What this task involves: All records that follow are to be output exactly.

Data to process:
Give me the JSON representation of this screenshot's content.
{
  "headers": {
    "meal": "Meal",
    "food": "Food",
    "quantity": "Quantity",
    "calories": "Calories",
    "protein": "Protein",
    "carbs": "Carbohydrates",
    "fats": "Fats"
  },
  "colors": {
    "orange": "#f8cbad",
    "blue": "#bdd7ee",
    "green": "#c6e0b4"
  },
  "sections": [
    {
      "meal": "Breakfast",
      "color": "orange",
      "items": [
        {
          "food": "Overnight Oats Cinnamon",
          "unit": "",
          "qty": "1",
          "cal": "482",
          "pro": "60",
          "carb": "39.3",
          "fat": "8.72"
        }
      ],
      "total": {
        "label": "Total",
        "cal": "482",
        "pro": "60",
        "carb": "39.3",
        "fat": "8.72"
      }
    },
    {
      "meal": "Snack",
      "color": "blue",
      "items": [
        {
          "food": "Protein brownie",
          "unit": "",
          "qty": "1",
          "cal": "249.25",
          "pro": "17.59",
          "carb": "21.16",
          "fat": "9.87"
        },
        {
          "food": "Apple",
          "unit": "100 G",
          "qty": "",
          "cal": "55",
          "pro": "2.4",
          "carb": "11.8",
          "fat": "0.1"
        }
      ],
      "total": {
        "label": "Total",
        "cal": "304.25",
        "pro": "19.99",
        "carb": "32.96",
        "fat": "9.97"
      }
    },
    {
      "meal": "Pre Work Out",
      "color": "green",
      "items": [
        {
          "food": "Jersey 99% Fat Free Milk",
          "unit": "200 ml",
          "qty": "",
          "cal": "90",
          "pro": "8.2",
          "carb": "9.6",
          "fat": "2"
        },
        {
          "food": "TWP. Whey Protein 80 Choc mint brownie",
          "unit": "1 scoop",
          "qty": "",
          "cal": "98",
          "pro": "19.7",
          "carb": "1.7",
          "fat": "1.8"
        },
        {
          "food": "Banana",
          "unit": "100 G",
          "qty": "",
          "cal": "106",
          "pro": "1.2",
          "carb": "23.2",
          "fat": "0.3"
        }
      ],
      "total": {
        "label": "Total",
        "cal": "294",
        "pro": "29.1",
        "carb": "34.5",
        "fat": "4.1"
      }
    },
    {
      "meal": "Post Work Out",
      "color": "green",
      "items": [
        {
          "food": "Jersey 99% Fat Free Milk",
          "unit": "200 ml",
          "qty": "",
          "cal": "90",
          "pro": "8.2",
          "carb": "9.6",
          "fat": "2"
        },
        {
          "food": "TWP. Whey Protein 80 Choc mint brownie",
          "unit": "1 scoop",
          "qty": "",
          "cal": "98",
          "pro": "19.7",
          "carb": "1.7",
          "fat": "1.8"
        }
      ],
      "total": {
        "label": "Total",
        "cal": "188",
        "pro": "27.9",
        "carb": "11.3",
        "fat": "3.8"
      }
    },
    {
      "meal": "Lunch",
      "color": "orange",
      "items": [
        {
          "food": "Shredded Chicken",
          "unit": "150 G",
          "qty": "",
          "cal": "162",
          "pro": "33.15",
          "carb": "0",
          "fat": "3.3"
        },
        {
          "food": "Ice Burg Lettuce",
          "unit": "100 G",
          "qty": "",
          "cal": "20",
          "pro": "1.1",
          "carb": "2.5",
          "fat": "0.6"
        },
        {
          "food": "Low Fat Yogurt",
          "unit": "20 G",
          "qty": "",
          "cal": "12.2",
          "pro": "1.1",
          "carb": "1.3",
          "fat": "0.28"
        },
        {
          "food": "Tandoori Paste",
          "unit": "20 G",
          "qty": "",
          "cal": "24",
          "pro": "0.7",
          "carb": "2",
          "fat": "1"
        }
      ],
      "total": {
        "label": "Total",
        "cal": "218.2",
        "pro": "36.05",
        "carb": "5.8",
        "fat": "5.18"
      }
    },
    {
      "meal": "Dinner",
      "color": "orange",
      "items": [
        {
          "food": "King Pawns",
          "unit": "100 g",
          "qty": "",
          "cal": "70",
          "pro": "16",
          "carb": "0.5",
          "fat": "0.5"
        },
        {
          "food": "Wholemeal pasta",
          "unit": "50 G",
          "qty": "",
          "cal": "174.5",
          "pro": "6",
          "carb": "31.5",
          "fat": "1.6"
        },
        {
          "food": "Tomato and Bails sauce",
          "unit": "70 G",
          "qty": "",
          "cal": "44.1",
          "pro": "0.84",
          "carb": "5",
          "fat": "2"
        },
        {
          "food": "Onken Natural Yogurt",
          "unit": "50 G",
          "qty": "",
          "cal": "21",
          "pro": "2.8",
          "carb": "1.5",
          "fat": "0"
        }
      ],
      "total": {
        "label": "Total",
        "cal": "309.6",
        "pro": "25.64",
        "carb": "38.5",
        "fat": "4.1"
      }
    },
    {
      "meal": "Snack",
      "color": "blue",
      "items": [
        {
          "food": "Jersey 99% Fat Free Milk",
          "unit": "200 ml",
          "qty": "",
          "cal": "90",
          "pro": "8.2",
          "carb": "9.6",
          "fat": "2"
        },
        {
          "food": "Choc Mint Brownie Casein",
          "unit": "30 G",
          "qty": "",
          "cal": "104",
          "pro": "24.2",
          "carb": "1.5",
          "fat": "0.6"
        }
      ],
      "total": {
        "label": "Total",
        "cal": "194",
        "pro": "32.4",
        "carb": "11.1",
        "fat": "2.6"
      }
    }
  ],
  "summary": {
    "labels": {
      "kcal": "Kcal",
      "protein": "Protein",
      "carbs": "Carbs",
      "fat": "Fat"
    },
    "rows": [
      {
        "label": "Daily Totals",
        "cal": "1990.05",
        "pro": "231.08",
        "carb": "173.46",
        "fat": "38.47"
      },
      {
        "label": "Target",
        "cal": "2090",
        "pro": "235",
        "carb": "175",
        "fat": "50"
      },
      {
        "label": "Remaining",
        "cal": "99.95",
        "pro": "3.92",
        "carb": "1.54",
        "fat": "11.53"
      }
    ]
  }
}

The completed task:
Give me the JSON representation of this screenshot's content.
{
  "headers": {
    "meal": "Meal",
    "food": "Food",
    "quantity": "Quantity",
    "calories": "Calories",
    "protein": "Protein",
    "carbs": "Carbohydrates",
    "fats": "Fats"
  },
  "colors": {
    "orange": "#f8cbad",
    "blue": "#bdd7ee",
    "green": "#c6e0b4"
  },
  "sections": [
    {
      "meal": "Breakfast",
      "color": "orange",
      "items": [
        {
          "food": "Overnight Oats Cinnamon",
          "unit": "",
          "qty": "1",
          "cal": "482",
          "pro": "60",
          "carb": "39.3",
          "fat": "8.72"
        }
      ],
      "total": {
        "label": "Total",
        "cal": "482",
        "pro": "60",
        "carb": "39.3",
        "fat": "8.72"
      }
    },
    {
      "meal": "Snack",
      "color": "blue",
      "items": [
        {
          "food": "Protein brownie",
          "unit": "",
          "qty": "1",
          "cal": "249.25",
          "pro": "17.59",
          "carb": "21.16",
          "fat": "9.87"
        },
        {
          "food": "Apple",
          "unit": "100 G",
          "qty": "",
          "cal": "55",
          "pro": "2.4",
          "carb": "11.8",
          "fat": "0.1"
        }
      ],
      "total": {
        "label": "Total",
        "cal": "304.25",
        "pro": "19.99",
        "carb": "32.96",
        "fat": "9.97"
      }
    },
    {
      "meal": "Pre Work Out",
      "color": "green",
      "items": [
        {
          "food": "Jersey 99% Fat Free Milk",
          "unit": "200 ml",
          "qty": "",
          "cal": "90",
          "pro": "8.2",
          "carb": "9.6",
          "fat": "2"
        },
        {
          "food": "TWP. Whey Protein 80 Choc mint brownie",
          "unit": "1 scoop",
          "qty": "",
          "cal": "98",
          "pro": "19.7",
          "carb": "1.7",
          "fat": "1.8"
        },
        {
          "food": "Banana",
          "unit": "100 G",
          "qty": "",
          "cal": "106",
          "pro": "1.2",
          "carb": "23.2",
          "fat": "0.3"
        }
      ],
      "total": {
        "label": "Total",
        "cal": "294",
        "pro": "29.1",
        "carb": "34.5",
        "fat": "4.1"
      }
    },
    {
      "meal": "Post Work Out",
      "color": "green",
      "items": [
        {
          "food": "Jersey 99% Fat Free Milk",
          "unit": "200 ml",
          "qty": "",
          "cal": "90",
          "pro": "8.2",
          "carb": "9.6",
          "fat": "2"
        },
        {
          "food": "TWP. Whey Protein 80 Choc mint brownie",
          "unit": "1 scoop",
          "qty": "",
          "cal": "98",
          "pro": "19.7",
          "carb": "1.7",
          "fat": "1.8"
        }
      ],
      "total": {
        "label": "Total",
        "cal": "188",
        "pro": "27.9",
        "carb": "11.3",
        "fat": "3.8"
      }
    },
    {
      "meal": "Lunch",
      "color": "orange",
      "items": [
        {
          "food": "Shredded Chicken",
          "unit": "150 G",
          "qty": "",
          "cal": "162",
          "pro": "33.15",
          "carb": "0",
          "fat": "3.3"
        },
        {
          "food": "Ice Burg Lettuce",
          "unit": "100 G",
          "qty": "",
          "cal": "20",
          "pro": "1.1",
          "carb": "2.5",
          "fat": "0.6"
        },
        {
          "food": "Low Fat Yogurt",
          "unit": "20 G",
          "qty": "",
          "cal": "12.2",
          "pro": "1.1",
          "carb": "1.3",
          "fat": "0.28"
        },
        {
          "food": "Tandoori Paste",
          "unit": "20 G",
          "qty": "",
          "cal": "24",
          "pro": "0.7",
          "carb": "2",
          "fat": "1"
        }
      ],
      "total": {
        "label": "Total",
        "cal": "218.2",
        "pro": "36.05",
        "carb": "5.8",
        "fat": "5.18"
      }
    },
    {
      "meal": "Dinner",
      "color": "orange",
      "items": [
        {
          "food": "King Pawns",
          "unit": "100 g",
          "qty": "",
          "cal": "70",
          "pro": "16",
          "carb": "0.5",
          "fat": "0.5"
        },
        {
          "food": "Wholemeal pasta",
          "unit": "50 G",
          "qty": "",
          "cal": "174.5",
          "pro": "6",
          "carb": "31.5",
          "fat": "1.6"
        },
        {
          "food": "Tomato and Bails sauce",
          "unit": "70 G",
          "qty": "",
          "cal": "44.1",
          "pro": "0.84",
          "carb": "5",
          "fat": "2"
        },
        {
          "food": "Onken Natural Yogurt",
          "unit": "50 G",
          "qty": "",
          "cal": "21",
          "pro": "2.8",
          "carb": "1.5",
          "fat": "0"
        }
      ],
      "total": {
        "label": "Total",
        "cal": "309.6",
        "pro": "25.64",
        "carb": "38.5",
        "fat": "4.1"
      }
    },
    {
      "meal": "Snack",
      "color": "blue",
      "items": [
        {
          "food": "Jersey 99% Fat Free Milk",
          "unit": "200 ml",
          "qty": "",
          "cal": "90",
          "pro": "8.2",
          "carb": "9.6",
          "fat": "2"
        },
        {
          "food": "Choc Mint Brownie Casein",
          "unit": "30 G",
          "qty": "",
          "cal": "104",
          "pro": "24.2",
          "carb": "1.5",
          "fat": "0.6"
        }
      ],
      "total": {
        "label": "Total",
        "cal": "194",
        "pro": "32.4",
        "carb": "11.1",
        "fat": "2.6"
      }
    }
  ],
  "summary": {
    "labels": {
      "kcal": "Kcal",
      "protein": "Protein",
      "carbs": "Carbs",
      "fat": "Fat"
    },
    "rows": [
      {
        "label": "Daily Totals",
        "cal": "1990.05",
        "pro": "231.08",
        "carb": "173.46",
        "fat": "38.47"
      },
      {
        "label": "Target",
        "cal": "2090",
        "pro": "235",
        "carb": "175",
        "fat": "50"
      },
      {
        "label": "Remaining",
        "cal": "99.95",
        "pro": "3.92",
        "carb": "1.54",
        "fat": "11.53"
      }
    ]
  }
}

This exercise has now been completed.